┌─ DATA
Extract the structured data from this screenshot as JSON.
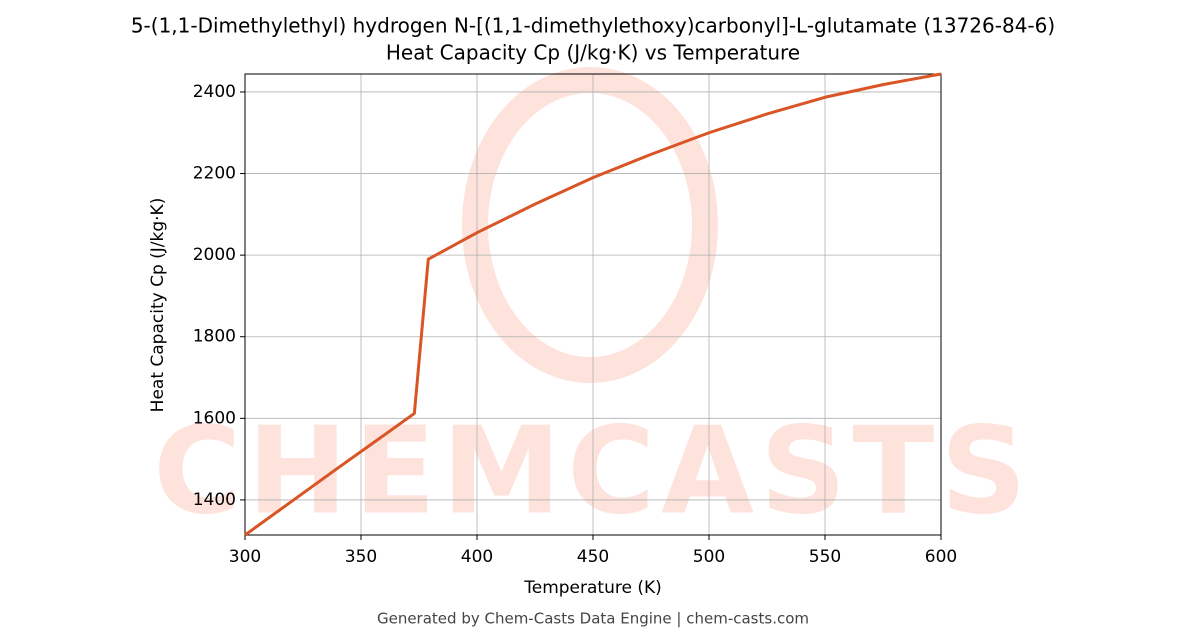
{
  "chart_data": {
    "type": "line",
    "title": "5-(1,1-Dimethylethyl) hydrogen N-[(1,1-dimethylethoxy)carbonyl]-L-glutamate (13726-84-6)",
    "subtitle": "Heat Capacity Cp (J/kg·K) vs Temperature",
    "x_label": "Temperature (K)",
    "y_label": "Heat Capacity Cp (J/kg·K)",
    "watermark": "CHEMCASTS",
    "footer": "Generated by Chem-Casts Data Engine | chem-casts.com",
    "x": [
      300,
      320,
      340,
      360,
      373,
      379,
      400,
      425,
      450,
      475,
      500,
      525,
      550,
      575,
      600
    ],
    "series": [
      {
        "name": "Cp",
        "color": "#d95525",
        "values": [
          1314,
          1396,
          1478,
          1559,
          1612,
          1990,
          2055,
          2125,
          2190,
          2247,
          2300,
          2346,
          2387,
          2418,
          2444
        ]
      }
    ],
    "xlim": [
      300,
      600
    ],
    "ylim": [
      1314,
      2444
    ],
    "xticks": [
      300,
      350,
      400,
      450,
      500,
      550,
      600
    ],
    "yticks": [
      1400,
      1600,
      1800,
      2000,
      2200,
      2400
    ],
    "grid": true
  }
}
└─
Print all of the records shown above exactly, leaving out each picture.

Extract the structured data from this screenshot as JSON.
{
  "chart_data": {
    "type": "line",
    "title": "5-(1,1-Dimethylethyl) hydrogen N-[(1,1-dimethylethoxy)carbonyl]-L-glutamate (13726-84-6)",
    "subtitle": "Heat Capacity Cp (J/kg·K) vs Temperature",
    "x_label": "Temperature (K)",
    "y_label": "Heat Capacity Cp (J/kg·K)",
    "watermark": "CHEMCASTS",
    "footer": "Generated by Chem-Casts Data Engine | chem-casts.com",
    "x": [
      300,
      320,
      340,
      360,
      373,
      379,
      400,
      425,
      450,
      475,
      500,
      525,
      550,
      575,
      600
    ],
    "series": [
      {
        "name": "Cp",
        "color": "#d95525",
        "values": [
          1314,
          1396,
          1478,
          1559,
          1612,
          1990,
          2055,
          2125,
          2190,
          2247,
          2300,
          2346,
          2387,
          2418,
          2444
        ]
      }
    ],
    "xlim": [
      300,
      600
    ],
    "ylim": [
      1314,
      2444
    ],
    "xticks": [
      300,
      350,
      400,
      450,
      500,
      550,
      600
    ],
    "yticks": [
      1400,
      1600,
      1800,
      2000,
      2200,
      2400
    ],
    "grid": true
  }
}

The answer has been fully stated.